- [Exercise goal]: Every line below is to be quoted exactly, with nothing added or dropped.

- [Raw data]:
★ ★ ★
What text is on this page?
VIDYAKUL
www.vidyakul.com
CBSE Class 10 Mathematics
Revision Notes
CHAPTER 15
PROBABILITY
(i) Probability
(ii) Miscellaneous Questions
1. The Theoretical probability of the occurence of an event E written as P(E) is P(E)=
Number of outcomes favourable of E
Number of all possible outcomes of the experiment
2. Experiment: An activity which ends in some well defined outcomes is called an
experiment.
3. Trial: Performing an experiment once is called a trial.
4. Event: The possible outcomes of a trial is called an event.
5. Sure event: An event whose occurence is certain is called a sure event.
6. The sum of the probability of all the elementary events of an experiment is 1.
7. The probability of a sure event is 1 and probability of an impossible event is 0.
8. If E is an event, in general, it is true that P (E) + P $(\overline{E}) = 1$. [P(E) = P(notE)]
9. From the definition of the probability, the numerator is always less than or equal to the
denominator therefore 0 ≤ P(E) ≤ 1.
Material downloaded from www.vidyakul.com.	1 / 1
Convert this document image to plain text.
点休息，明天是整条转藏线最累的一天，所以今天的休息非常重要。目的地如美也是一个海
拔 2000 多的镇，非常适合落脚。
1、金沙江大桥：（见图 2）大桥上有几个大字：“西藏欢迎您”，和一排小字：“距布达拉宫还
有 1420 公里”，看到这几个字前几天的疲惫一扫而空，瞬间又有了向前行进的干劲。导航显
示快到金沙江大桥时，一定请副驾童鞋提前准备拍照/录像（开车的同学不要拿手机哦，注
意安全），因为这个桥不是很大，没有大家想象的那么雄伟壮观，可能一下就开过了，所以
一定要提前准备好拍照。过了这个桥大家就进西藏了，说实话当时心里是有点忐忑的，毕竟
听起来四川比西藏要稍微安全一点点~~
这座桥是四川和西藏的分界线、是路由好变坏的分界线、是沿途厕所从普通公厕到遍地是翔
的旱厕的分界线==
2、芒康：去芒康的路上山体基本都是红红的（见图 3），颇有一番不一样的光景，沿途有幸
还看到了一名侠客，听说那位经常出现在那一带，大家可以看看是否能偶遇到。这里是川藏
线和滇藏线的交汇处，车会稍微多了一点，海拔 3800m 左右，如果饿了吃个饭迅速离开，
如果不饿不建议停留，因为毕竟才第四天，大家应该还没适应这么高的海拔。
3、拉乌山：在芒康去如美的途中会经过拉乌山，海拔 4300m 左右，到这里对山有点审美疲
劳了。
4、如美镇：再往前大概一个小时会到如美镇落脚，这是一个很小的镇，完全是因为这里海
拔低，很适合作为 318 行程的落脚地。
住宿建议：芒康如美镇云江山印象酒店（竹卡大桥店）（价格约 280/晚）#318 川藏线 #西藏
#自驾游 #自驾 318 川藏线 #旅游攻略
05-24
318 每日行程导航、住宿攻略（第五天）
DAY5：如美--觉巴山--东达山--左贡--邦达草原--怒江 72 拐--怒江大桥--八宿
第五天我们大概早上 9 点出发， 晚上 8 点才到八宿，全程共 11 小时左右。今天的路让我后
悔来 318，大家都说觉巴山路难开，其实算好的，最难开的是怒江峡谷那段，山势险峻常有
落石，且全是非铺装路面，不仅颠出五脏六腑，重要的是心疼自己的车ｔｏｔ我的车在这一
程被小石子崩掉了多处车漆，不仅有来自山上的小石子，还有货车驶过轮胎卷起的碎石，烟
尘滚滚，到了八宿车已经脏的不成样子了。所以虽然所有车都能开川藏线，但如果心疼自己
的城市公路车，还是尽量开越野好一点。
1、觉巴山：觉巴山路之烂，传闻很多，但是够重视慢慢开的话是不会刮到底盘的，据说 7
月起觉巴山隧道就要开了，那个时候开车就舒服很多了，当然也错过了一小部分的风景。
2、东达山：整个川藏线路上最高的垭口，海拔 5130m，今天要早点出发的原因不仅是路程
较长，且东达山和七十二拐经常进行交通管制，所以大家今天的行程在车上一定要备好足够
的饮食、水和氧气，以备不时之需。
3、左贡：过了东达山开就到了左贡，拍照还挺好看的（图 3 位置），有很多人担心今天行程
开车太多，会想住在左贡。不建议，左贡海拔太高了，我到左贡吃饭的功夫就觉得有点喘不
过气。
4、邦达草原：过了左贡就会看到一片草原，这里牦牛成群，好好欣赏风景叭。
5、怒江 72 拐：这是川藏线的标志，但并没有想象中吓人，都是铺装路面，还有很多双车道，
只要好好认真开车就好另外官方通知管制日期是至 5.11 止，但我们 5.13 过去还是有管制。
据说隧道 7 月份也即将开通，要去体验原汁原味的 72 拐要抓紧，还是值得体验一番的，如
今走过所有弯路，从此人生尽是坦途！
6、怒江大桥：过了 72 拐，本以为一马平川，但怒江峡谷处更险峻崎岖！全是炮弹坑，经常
★ ★ ★
- [Output]:
What text is on this page?
VIDYAKUL
www.vidyakul.com
CBSE Class 10 Mathematics
Revision Notes
CHAPTER 15
PROBABILITY
(i) Probability
(ii) Miscellaneous Questions
1. The Theoretical probability of the occurence of an event E written as P(E) is P(E)=
Number of outcomes favourable of E
Number of all possible outcomes of the experiment
2. Experiment: An activity which ends in some well defined outcomes is called an
experiment.
3. Trial: Performing an experiment once is called a trial.
4. Event: The possible outcomes of a trial is called an event.
5. Sure event: An event whose occurence is certain is called a sure event.
6. The sum of the probability of all the elementary events of an experiment is 1.
7. The probability of a sure event is 1 and probability of an impossible event is 0.
8. If E is an event, in general, it is true that P (E) + P $(\overline{E}) = 1$. [P(E) = P(notE)]
9. From the definition of the probability, the numerator is always less than or equal to the
denominator therefore 0 ≤ P(E) ≤ 1.
Material downloaded from www.vidyakul.com.	1 / 1
Convert this document image to plain text.
点休息，明天是整条转藏线最累的一天，所以今天的休息非常重要。目的地如美也是一个海
拔 2000 多的镇，非常适合落脚。
1、金沙江大桥：（见图 2）大桥上有几个大字：“西藏欢迎您”，和一排小字：“距布达拉宫还
有 1420 公里”，看到这几个字前几天的疲惫一扫而空，瞬间又有了向前行进的干劲。导航显
示快到金沙江大桥时，一定请副驾童鞋提前准备拍照/录像（开车的同学不要拿手机哦，注
意安全），因为这个桥不是很大，没有大家想象的那么雄伟壮观，可能一下就开过了，所以
一定要提前准备好拍照。过了这个桥大家就进西藏了，说实话当时心里是有点忐忑的，毕竟
听起来四川比西藏要稍微安全一点点~~
这座桥是四川和西藏的分界线、是路由好变坏的分界线、是沿途厕所从普通公厕到遍地是翔
的旱厕的分界线==
2、芒康：去芒康的路上山体基本都是红红的（见图 3），颇有一番不一样的光景，沿途有幸
还看到了一名侠客，听说那位经常出现在那一带，大家可以看看是否能偶遇到。这里是川藏
线和滇藏线的交汇处，车会稍微多了一点，海拔 3800m 左右，如果饿了吃个饭迅速离开，
如果不饿不建议停留，因为毕竟才第四天，大家应该还没适应这么高的海拔。
3、拉乌山：在芒康去如美的途中会经过拉乌山，海拔 4300m 左右，到这里对山有点审美疲
劳了。
4、如美镇：再往前大概一个小时会到如美镇落脚，这是一个很小的镇，完全是因为这里海
拔低，很适合作为 318 行程的落脚地。
住宿建议：芒康如美镇云江山印象酒店（竹卡大桥店）（价格约 280/晚）#318 川藏线 #西藏
#自驾游 #自驾 318 川藏线 #旅游攻略
05-24
318 每日行程导航、住宿攻略（第五天）
DAY5：如美--觉巴山--东达山--左贡--邦达草原--怒江 72 拐--怒江大桥--八宿
第五天我们大概早上 9 点出发， 晚上 8 点才到八宿，全程共 11 小时左右。今天的路让我后
悔来 318，大家都说觉巴山路难开，其实算好的，最难开的是怒江峡谷那段，山势险峻常有
落石，且全是非铺装路面，不仅颠出五脏六腑，重要的是心疼自己的车ｔｏｔ我的车在这一
程被小石子崩掉了多处车漆，不仅有来自山上的小石子，还有货车驶过轮胎卷起的碎石，烟
尘滚滚，到了八宿车已经脏的不成样子了。所以虽然所有车都能开川藏线，但如果心疼自己
的城市公路车，还是尽量开越野好一点。
1、觉巴山：觉巴山路之烂，传闻很多，但是够重视慢慢开的话是不会刮到底盘的，据说 7
月起觉巴山隧道就要开了，那个时候开车就舒服很多了，当然也错过了一小部分的风景。
2、东达山：整个川藏线路上最高的垭口，海拔 5130m，今天要早点出发的原因不仅是路程
较长，且东达山和七十二拐经常进行交通管制，所以大家今天的行程在车上一定要备好足够
的饮食、水和氧气，以备不时之需。
3、左贡：过了东达山开就到了左贡，拍照还挺好看的（图 3 位置），有很多人担心今天行程
开车太多，会想住在左贡。不建议，左贡海拔太高了，我到左贡吃饭的功夫就觉得有点喘不
过气。
4、邦达草原：过了左贡就会看到一片草原，这里牦牛成群，好好欣赏风景叭。
5、怒江 72 拐：这是川藏线的标志，但并没有想象中吓人，都是铺装路面，还有很多双车道，
只要好好认真开车就好另外官方通知管制日期是至 5.11 止，但我们 5.13 过去还是有管制。
据说隧道 7 月份也即将开通，要去体验原汁原味的 72 拐要抓紧，还是值得体验一番的，如
今走过所有弯路，从此人生尽是坦途！
6、怒江大桥：过了 72 拐，本以为一马平川，但怒江峡谷处更险峻崎岖！全是炮弹坑，经常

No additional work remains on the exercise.